**STATED GOAL:**
Can you transcribe every entry word for word, skipping the images?

[start ENTRIES SHOWN]

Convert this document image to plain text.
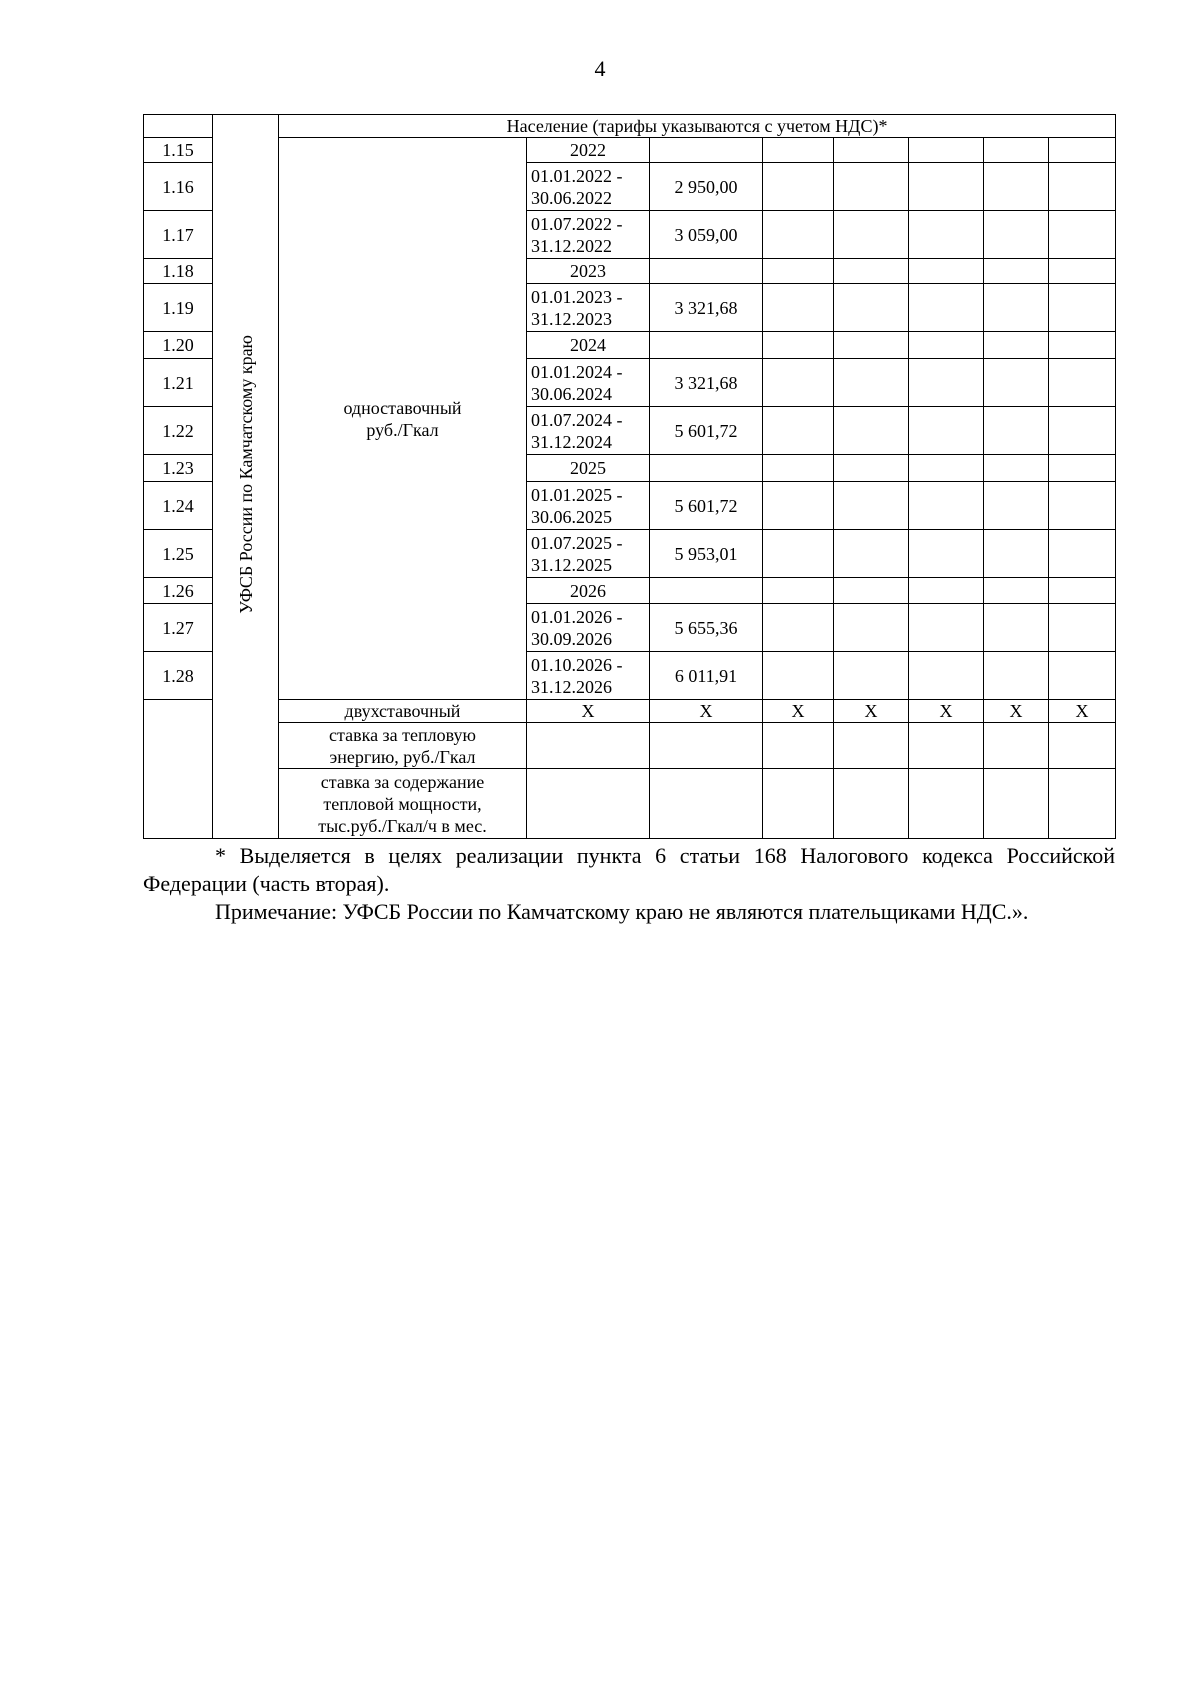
4
	УФСБ России по Камчатскому краю	Население (тарифы указываются с учетом НДС)*							
1.15		одноставочный
руб./Гкал	2022						
1.16			01.01.2022 -
30.06.2022	2 950,00					
1.17			01.07.2022 -
31.12.2022	3 059,00					
1.18			2023						
1.19			01.01.2023 -
31.12.2023	3 321,68					
1.20			2024						
1.21			01.01.2024 -
30.06.2024	3 321,68					
1.22			01.07.2024 -
31.12.2024	5 601,72					
1.23			2025						
1.24			01.01.2025 -
30.06.2025	5 601,72					
1.25			01.07.2025 -
31.12.2025	5 953,01					
1.26			2026						
1.27			01.01.2026 -
30.09.2026	5 655,36					
1.28			01.10.2026 -
31.12.2026	6 011,91					
		двухставочный	Х	Х	Х	Х	Х	Х	Х
		ставка за тепловую
энергию, руб./Гкал							
		ставка за содержание
тепловой мощности,
тыс.руб./Гкал/ч в мес.							

* Выделяется в целях реализации пункта 6 статьи 168 Налогового кодекса Российской Федерации (часть вторая).

Примечание: УФСБ России по Камчатскому краю не являются плательщиками НДС.».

[end ENTRIES SHOWN]

**FINISHED ANSWER:**
Convert this document image to plain text.
4
	УФСБ России по Камчатскому краю	Население (тарифы указываются с учетом НДС)*							
1.15		одноставочный
руб./Гкал	2022						
1.16			01.01.2022 -
30.06.2022	2 950,00					
1.17			01.07.2022 -
31.12.2022	3 059,00					
1.18			2023						
1.19			01.01.2023 -
31.12.2023	3 321,68					
1.20			2024						
1.21			01.01.2024 -
30.06.2024	3 321,68					
1.22			01.07.2024 -
31.12.2024	5 601,72					
1.23			2025						
1.24			01.01.2025 -
30.06.2025	5 601,72					
1.25			01.07.2025 -
31.12.2025	5 953,01					
1.26			2026						
1.27			01.01.2026 -
30.09.2026	5 655,36					
1.28			01.10.2026 -
31.12.2026	6 011,91					
		двухставочный	Х	Х	Х	Х	Х	Х	Х
		ставка за тепловую
энергию, руб./Гкал							
		ставка за содержание
тепловой мощности,
тыс.руб./Гкал/ч в мес.							

* Выделяется в целях реализации пункта 6 статьи 168 Налогового кодекса Российской Федерации (часть вторая).

Примечание: УФСБ России по Камчатскому краю не являются плательщиками НДС.».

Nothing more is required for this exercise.